__TASK DETAILS__
Find the lines below that contain the word "sağlar" and count them. Only the number should be given.
+===+
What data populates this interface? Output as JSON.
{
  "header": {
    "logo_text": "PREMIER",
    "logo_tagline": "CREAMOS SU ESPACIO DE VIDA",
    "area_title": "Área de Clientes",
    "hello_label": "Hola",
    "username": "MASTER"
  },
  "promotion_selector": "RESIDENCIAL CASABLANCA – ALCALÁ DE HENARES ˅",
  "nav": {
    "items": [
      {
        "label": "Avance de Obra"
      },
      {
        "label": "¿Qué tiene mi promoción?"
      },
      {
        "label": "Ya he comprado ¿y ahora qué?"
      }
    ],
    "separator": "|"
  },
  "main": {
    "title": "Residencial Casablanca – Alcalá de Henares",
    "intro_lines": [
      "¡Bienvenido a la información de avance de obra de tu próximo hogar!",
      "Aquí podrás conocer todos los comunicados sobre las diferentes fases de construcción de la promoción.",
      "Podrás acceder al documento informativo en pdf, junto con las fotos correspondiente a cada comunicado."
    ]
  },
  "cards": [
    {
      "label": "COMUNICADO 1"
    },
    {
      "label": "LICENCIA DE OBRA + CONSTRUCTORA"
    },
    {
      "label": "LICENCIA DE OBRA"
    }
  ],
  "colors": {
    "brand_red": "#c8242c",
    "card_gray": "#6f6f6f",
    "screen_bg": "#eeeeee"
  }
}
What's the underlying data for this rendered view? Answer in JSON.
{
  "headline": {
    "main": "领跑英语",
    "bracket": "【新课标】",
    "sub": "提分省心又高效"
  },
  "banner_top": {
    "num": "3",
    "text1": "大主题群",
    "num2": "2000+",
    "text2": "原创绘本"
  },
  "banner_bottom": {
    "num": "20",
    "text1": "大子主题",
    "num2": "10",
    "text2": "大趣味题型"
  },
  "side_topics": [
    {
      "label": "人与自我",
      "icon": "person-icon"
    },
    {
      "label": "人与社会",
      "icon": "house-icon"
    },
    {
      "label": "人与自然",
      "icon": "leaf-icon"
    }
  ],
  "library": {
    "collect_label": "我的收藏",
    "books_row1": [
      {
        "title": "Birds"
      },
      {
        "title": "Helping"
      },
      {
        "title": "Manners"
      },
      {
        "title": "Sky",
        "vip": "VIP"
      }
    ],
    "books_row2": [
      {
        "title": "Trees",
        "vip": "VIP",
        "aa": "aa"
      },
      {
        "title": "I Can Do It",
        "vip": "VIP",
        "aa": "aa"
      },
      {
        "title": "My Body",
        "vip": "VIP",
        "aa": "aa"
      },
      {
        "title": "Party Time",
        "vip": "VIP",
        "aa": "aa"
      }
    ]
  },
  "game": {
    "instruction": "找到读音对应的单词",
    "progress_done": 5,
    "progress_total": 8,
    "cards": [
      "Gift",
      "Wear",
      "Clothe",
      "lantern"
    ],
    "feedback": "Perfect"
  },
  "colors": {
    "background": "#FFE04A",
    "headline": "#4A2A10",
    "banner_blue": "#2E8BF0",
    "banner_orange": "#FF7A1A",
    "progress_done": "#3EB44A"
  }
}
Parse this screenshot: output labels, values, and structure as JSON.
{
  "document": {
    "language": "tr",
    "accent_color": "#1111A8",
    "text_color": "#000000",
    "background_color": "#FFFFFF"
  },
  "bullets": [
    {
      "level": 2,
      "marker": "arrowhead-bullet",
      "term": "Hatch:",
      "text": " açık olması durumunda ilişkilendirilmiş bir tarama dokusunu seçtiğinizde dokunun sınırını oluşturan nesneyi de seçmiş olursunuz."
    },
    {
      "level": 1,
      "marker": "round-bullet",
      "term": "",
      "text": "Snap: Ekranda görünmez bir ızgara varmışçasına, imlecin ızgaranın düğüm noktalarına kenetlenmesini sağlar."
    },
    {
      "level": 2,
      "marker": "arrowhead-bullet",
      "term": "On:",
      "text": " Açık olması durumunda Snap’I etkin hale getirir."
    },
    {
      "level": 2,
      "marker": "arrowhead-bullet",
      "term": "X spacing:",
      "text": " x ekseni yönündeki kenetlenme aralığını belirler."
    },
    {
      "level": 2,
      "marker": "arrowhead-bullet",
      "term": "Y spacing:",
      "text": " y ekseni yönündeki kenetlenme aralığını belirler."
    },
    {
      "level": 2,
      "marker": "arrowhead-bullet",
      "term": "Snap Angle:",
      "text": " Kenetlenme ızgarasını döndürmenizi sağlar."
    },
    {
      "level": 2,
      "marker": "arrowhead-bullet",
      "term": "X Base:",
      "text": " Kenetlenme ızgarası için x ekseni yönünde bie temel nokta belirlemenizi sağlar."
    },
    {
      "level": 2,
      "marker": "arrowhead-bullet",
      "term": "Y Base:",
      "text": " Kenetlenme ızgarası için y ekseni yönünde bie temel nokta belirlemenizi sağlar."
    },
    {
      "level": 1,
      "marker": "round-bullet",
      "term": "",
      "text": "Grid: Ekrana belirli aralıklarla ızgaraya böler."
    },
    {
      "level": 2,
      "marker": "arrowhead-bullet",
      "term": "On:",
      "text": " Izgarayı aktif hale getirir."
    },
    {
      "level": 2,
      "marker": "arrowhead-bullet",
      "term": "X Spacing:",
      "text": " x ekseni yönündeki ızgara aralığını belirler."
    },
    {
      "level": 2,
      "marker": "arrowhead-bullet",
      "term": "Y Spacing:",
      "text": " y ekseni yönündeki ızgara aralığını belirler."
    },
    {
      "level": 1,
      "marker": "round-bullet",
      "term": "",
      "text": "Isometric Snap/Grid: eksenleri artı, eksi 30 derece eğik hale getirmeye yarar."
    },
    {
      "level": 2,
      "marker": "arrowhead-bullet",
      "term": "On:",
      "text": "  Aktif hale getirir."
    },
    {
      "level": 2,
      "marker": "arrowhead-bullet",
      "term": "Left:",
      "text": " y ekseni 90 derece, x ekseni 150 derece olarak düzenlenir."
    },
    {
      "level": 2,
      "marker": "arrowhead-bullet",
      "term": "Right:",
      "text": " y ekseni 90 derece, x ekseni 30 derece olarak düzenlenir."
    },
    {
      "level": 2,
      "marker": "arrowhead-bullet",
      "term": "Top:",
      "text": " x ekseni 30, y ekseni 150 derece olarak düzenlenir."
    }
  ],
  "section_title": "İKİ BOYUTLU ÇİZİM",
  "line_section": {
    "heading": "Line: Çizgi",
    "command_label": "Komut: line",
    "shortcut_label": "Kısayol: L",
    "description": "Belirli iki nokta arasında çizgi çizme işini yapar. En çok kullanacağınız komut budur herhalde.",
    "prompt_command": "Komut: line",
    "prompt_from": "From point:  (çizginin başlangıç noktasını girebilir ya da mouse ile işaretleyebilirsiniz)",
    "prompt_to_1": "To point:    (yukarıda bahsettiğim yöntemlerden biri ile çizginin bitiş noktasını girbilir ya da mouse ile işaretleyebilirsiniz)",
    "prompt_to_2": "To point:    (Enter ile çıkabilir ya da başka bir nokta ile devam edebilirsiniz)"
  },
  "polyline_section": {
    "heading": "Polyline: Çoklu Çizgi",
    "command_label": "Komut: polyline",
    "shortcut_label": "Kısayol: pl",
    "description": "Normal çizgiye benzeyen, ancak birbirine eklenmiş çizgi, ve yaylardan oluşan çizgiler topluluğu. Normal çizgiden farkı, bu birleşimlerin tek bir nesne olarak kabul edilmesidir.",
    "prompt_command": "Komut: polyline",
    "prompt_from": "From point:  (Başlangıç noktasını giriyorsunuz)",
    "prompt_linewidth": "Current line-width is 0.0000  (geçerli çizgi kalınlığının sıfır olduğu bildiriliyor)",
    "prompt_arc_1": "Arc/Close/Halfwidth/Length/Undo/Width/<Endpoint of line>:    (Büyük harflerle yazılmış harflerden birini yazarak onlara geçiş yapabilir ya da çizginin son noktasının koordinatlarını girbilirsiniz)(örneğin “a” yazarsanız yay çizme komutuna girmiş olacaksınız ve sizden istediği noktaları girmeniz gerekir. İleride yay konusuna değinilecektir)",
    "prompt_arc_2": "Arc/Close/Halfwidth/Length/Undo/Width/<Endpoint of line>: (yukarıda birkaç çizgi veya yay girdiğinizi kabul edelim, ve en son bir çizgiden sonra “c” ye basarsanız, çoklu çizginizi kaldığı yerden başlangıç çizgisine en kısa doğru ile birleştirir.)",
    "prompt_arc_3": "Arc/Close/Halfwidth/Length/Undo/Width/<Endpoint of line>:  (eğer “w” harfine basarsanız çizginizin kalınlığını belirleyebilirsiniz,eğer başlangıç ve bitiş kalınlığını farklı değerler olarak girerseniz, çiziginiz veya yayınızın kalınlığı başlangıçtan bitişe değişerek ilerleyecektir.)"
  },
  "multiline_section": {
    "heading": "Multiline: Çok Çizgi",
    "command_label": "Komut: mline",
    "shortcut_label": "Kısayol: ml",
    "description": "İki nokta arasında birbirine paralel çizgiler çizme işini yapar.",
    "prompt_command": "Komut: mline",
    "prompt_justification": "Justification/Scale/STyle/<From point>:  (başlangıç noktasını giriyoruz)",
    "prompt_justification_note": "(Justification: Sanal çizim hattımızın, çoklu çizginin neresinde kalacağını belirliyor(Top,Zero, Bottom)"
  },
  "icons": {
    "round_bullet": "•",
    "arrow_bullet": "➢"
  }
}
+===+
__EXPECTED ANSWER__
4